Work required ▸ Extract each line where the string "Distribuce" shows up.

----- Records for the exercise -----

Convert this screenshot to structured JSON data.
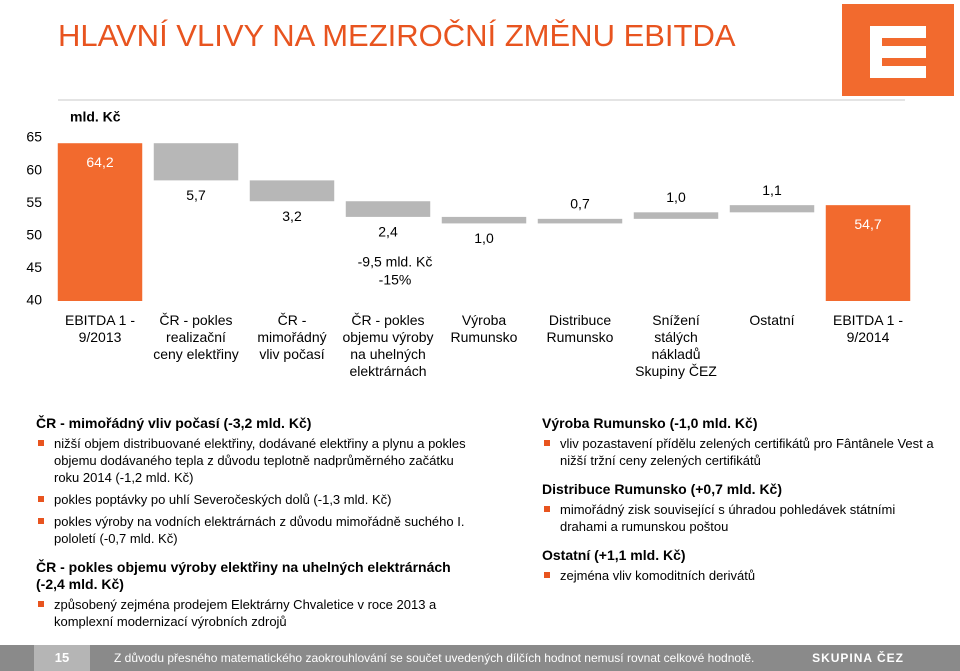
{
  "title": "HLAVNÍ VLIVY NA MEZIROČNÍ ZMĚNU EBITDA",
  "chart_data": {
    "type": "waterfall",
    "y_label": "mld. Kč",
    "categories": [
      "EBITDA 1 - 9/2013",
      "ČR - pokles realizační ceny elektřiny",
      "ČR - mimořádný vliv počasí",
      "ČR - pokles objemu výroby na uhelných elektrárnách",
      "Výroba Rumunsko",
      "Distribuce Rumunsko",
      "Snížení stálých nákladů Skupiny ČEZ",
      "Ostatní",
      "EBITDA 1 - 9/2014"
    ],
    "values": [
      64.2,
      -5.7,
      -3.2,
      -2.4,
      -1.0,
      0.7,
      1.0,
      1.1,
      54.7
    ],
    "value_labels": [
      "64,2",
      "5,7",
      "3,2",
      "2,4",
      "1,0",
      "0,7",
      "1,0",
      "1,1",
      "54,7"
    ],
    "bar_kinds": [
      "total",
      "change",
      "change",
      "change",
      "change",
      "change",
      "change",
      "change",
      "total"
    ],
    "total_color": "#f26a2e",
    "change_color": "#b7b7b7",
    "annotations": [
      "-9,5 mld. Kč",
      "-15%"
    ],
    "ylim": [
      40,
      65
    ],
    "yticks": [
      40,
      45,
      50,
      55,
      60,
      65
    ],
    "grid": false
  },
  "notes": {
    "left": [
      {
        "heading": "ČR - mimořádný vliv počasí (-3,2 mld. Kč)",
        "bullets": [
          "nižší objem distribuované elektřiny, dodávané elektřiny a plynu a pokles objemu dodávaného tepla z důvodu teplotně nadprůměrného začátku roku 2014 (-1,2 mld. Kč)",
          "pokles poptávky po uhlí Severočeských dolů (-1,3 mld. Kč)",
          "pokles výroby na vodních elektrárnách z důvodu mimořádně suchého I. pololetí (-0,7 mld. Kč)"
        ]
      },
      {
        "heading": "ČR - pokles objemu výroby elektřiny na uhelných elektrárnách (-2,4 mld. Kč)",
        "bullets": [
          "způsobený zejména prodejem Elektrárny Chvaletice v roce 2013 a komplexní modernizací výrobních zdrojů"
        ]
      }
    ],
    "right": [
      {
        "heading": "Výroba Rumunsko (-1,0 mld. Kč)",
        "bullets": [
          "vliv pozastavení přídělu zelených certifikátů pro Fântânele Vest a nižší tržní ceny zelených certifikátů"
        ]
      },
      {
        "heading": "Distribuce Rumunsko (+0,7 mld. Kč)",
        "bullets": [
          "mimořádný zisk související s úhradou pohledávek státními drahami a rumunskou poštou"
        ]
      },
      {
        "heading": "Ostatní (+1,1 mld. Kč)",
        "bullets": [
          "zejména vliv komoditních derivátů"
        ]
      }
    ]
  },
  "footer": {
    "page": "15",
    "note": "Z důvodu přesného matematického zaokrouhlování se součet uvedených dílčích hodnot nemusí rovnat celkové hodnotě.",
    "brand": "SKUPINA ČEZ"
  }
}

-----

Solution for this task ▸
      "Distribuce Rumunsko",
        "heading": "Distribuce Rumunsko (+0,7 mld. Kč)",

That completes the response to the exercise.